Prompt
Return, from the lines below, each one that includes the word "this".

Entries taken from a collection
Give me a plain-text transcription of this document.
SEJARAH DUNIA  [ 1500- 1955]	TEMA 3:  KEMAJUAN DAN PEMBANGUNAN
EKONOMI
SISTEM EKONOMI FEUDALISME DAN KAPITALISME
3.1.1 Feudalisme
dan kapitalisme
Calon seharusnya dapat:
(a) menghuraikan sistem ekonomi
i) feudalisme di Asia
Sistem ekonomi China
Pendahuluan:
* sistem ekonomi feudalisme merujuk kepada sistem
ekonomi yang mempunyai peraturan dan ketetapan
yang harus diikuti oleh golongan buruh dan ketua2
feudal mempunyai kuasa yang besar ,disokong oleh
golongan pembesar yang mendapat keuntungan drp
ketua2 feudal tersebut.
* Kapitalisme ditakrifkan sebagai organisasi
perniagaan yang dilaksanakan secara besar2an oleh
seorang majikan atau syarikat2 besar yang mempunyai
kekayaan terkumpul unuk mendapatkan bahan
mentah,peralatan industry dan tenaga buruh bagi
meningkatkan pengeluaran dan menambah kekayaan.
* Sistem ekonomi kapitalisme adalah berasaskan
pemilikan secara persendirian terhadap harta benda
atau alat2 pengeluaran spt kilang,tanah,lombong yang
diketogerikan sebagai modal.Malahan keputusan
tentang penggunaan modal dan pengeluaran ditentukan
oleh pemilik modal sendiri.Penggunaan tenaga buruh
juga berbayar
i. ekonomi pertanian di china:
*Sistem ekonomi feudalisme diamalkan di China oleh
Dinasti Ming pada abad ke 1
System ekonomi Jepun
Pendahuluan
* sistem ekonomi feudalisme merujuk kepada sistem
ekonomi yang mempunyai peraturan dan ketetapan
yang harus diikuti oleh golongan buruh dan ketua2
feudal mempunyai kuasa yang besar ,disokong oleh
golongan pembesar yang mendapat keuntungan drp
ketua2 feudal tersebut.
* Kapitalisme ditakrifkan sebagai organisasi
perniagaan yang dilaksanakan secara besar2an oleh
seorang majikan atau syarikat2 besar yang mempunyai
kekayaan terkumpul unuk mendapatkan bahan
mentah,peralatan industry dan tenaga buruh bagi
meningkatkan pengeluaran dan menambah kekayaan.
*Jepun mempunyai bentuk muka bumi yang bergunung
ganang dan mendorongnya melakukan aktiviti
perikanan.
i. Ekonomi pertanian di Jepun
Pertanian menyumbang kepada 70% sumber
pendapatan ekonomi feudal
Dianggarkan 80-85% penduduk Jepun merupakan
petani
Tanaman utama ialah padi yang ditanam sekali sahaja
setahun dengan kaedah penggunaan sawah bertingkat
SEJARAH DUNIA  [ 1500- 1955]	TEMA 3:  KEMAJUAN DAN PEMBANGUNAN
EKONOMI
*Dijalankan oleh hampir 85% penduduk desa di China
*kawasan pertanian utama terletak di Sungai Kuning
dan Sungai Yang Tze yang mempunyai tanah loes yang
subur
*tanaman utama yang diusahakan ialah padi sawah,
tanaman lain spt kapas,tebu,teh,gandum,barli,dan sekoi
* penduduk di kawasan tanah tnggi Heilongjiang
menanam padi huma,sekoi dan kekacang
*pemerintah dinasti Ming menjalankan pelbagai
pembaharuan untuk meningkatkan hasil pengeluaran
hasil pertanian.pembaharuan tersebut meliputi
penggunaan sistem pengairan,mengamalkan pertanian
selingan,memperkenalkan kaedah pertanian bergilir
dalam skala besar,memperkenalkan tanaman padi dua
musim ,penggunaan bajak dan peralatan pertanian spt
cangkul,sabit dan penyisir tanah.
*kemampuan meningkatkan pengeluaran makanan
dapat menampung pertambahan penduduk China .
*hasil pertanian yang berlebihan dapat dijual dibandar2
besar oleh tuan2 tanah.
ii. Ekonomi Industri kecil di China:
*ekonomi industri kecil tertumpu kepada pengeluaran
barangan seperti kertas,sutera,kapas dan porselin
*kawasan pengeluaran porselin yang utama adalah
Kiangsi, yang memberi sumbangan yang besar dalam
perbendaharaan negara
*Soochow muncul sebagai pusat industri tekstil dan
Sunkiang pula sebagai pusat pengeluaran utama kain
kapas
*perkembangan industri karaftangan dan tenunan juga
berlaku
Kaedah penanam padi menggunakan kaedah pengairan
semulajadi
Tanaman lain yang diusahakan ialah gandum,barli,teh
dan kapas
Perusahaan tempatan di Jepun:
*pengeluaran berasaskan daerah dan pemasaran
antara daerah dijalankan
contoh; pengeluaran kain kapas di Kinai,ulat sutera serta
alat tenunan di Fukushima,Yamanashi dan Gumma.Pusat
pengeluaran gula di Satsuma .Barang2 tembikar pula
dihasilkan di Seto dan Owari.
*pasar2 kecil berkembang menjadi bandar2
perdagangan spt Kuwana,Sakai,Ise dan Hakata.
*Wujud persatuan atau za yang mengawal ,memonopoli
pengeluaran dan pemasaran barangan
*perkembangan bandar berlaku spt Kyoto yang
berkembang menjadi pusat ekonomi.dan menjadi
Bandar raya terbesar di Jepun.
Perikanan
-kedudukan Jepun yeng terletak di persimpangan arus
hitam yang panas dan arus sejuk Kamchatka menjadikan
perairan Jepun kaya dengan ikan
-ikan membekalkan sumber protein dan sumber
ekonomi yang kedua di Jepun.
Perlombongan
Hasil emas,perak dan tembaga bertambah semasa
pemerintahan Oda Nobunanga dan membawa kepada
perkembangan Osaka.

* * *

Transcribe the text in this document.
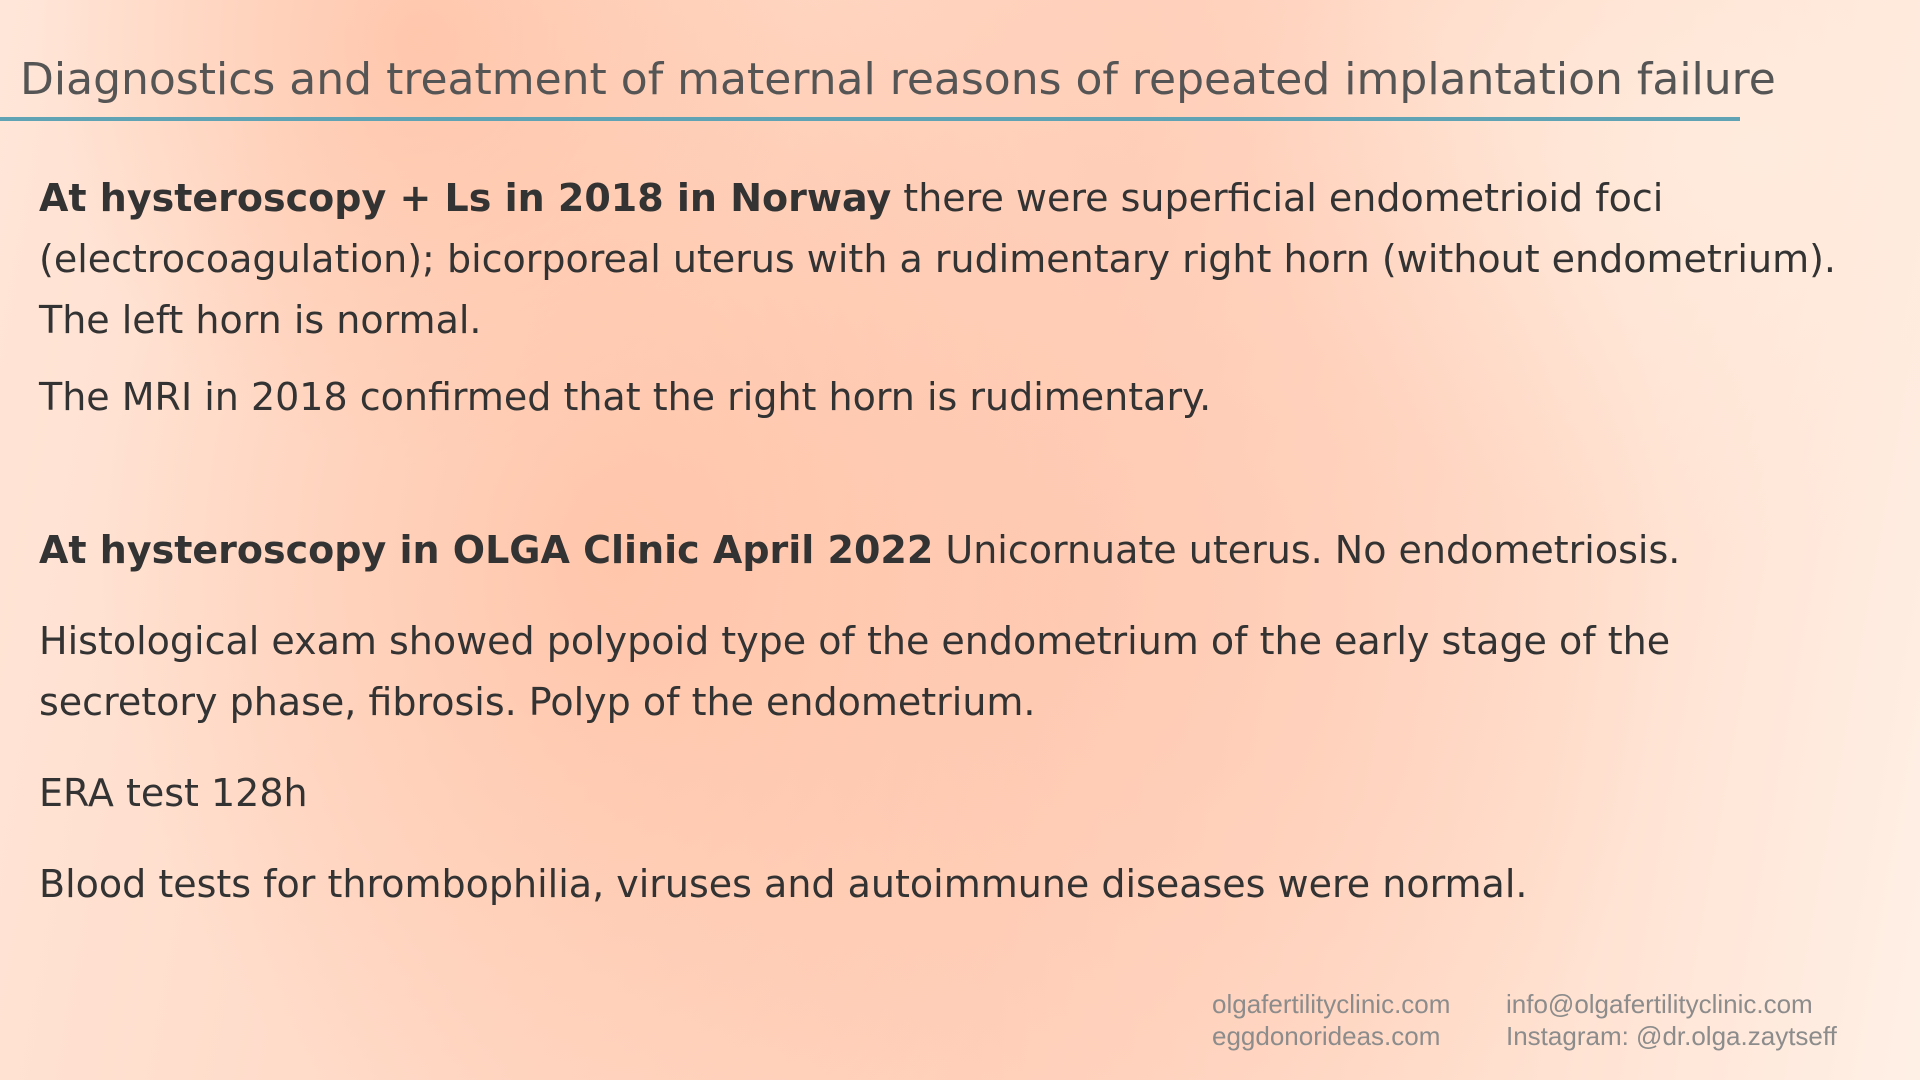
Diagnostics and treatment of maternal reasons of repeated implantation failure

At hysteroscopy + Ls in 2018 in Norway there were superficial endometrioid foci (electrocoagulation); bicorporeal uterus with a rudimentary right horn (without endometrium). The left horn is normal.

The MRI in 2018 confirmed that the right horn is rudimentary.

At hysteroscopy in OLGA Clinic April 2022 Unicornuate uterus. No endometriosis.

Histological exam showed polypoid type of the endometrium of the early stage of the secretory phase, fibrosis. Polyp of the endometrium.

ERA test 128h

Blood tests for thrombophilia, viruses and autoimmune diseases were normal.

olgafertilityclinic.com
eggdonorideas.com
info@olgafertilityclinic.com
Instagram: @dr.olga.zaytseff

Result below
Give me a plain-text transcription of this document.
Transcribe the text in this document.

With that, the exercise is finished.